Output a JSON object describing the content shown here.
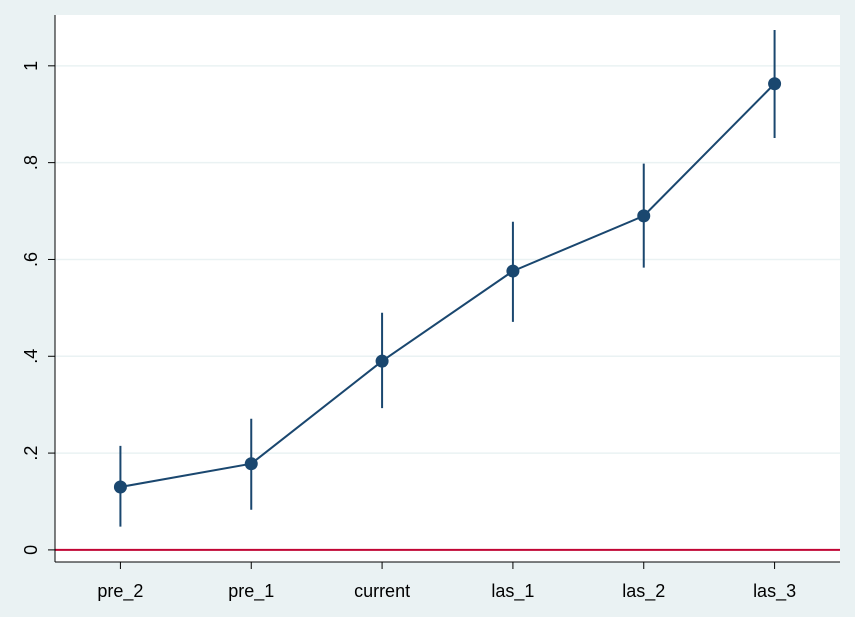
{
  "chart_data": {
    "type": "line",
    "categories": [
      "pre_2",
      "pre_1",
      "current",
      "las_1",
      "las_2",
      "las_3"
    ],
    "values": [
      0.13,
      0.178,
      0.39,
      0.576,
      0.69,
      0.963
    ],
    "lower": [
      0.048,
      0.083,
      0.293,
      0.471,
      0.583,
      0.851
    ],
    "upper": [
      0.215,
      0.271,
      0.49,
      0.678,
      0.798,
      1.074
    ],
    "color": "#1a476f",
    "ylim": [
      -0.025,
      1.105
    ],
    "yticks": [
      0,
      {
        "value": 0.2,
        "label": ".2"
      },
      {
        "value": 0.4,
        "label": ".4"
      },
      {
        "value": 0.6,
        "label": ".6"
      },
      {
        "value": 0.8,
        "label": ".8"
      },
      1
    ],
    "grid": true,
    "yline": 0,
    "yline_color": "#c10534"
  }
}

### Set problem
Return the whole listing, word for word, and leave out every picture.

### Answer to this exercise
Output a JSON object describing the content shown here.
{
  "chart_data": {
    "type": "line",
    "categories": [
      "pre_2",
      "pre_1",
      "current",
      "las_1",
      "las_2",
      "las_3"
    ],
    "values": [
      0.13,
      0.178,
      0.39,
      0.576,
      0.69,
      0.963
    ],
    "lower": [
      0.048,
      0.083,
      0.293,
      0.471,
      0.583,
      0.851
    ],
    "upper": [
      0.215,
      0.271,
      0.49,
      0.678,
      0.798,
      1.074
    ],
    "color": "#1a476f",
    "ylim": [
      -0.025,
      1.105
    ],
    "yticks": [
      0,
      {
        "value": 0.2,
        "label": ".2"
      },
      {
        "value": 0.4,
        "label": ".4"
      },
      {
        "value": 0.6,
        "label": ".6"
      },
      {
        "value": 0.8,
        "label": ".8"
      },
      1
    ],
    "grid": true,
    "yline": 0,
    "yline_color": "#c10534"
  }
}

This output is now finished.